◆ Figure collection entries
-.-.-

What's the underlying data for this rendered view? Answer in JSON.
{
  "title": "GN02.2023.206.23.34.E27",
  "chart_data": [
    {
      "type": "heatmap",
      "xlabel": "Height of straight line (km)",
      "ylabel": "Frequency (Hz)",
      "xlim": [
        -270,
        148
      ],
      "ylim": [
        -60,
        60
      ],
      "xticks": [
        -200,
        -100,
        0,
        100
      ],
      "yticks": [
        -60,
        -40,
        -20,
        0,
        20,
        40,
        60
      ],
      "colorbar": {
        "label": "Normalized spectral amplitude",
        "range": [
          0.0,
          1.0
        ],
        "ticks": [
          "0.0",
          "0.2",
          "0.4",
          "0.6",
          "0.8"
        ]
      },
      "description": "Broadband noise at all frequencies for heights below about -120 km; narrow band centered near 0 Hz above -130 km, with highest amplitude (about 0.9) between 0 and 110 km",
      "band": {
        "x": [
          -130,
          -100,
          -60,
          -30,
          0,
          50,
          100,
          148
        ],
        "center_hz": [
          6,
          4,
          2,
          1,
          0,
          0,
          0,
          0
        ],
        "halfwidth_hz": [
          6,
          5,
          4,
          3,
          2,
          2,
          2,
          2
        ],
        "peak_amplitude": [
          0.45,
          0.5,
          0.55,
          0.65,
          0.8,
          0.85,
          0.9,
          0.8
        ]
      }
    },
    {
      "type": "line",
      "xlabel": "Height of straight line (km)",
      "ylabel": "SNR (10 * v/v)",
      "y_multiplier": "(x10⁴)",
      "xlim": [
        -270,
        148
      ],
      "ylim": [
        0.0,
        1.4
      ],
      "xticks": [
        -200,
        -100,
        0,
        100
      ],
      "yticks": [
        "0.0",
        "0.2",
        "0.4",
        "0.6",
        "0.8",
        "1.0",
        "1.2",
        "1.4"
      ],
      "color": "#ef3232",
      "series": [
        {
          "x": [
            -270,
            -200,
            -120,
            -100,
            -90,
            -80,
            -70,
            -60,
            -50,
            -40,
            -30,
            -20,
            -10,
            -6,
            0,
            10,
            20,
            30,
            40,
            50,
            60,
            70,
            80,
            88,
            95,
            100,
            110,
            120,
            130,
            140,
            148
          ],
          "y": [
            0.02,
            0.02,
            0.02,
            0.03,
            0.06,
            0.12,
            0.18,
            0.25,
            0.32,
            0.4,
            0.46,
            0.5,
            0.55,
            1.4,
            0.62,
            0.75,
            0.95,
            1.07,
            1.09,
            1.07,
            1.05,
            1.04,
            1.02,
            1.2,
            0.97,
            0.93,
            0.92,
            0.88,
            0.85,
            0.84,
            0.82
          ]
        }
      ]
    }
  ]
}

-.-.-

◆ WORK TO BE COMPLETED
The records above are to be repeated exactly, in their entirety.

◆ PROBLEM SOLUTION
What's the underlying data for this rendered view? Answer in JSON.
{
  "title": "GN02.2023.206.23.34.E27",
  "chart_data": [
    {
      "type": "heatmap",
      "xlabel": "Height of straight line (km)",
      "ylabel": "Frequency (Hz)",
      "xlim": [
        -270,
        148
      ],
      "ylim": [
        -60,
        60
      ],
      "xticks": [
        -200,
        -100,
        0,
        100
      ],
      "yticks": [
        -60,
        -40,
        -20,
        0,
        20,
        40,
        60
      ],
      "colorbar": {
        "label": "Normalized spectral amplitude",
        "range": [
          0.0,
          1.0
        ],
        "ticks": [
          "0.0",
          "0.2",
          "0.4",
          "0.6",
          "0.8"
        ]
      },
      "description": "Broadband noise at all frequencies for heights below about -120 km; narrow band centered near 0 Hz above -130 km, with highest amplitude (about 0.9) between 0 and 110 km",
      "band": {
        "x": [
          -130,
          -100,
          -60,
          -30,
          0,
          50,
          100,
          148
        ],
        "center_hz": [
          6,
          4,
          2,
          1,
          0,
          0,
          0,
          0
        ],
        "halfwidth_hz": [
          6,
          5,
          4,
          3,
          2,
          2,
          2,
          2
        ],
        "peak_amplitude": [
          0.45,
          0.5,
          0.55,
          0.65,
          0.8,
          0.85,
          0.9,
          0.8
        ]
      }
    },
    {
      "type": "line",
      "xlabel": "Height of straight line (km)",
      "ylabel": "SNR (10 * v/v)",
      "y_multiplier": "(x10⁴)",
      "xlim": [
        -270,
        148
      ],
      "ylim": [
        0.0,
        1.4
      ],
      "xticks": [
        -200,
        -100,
        0,
        100
      ],
      "yticks": [
        "0.0",
        "0.2",
        "0.4",
        "0.6",
        "0.8",
        "1.0",
        "1.2",
        "1.4"
      ],
      "color": "#ef3232",
      "series": [
        {
          "x": [
            -270,
            -200,
            -120,
            -100,
            -90,
            -80,
            -70,
            -60,
            -50,
            -40,
            -30,
            -20,
            -10,
            -6,
            0,
            10,
            20,
            30,
            40,
            50,
            60,
            70,
            80,
            88,
            95,
            100,
            110,
            120,
            130,
            140,
            148
          ],
          "y": [
            0.02,
            0.02,
            0.02,
            0.03,
            0.06,
            0.12,
            0.18,
            0.25,
            0.32,
            0.4,
            0.46,
            0.5,
            0.55,
            1.4,
            0.62,
            0.75,
            0.95,
            1.07,
            1.09,
            1.07,
            1.05,
            1.04,
            1.02,
            1.2,
            0.97,
            0.93,
            0.92,
            0.88,
            0.85,
            0.84,
            0.82
          ]
        }
      ]
    }
  ]
}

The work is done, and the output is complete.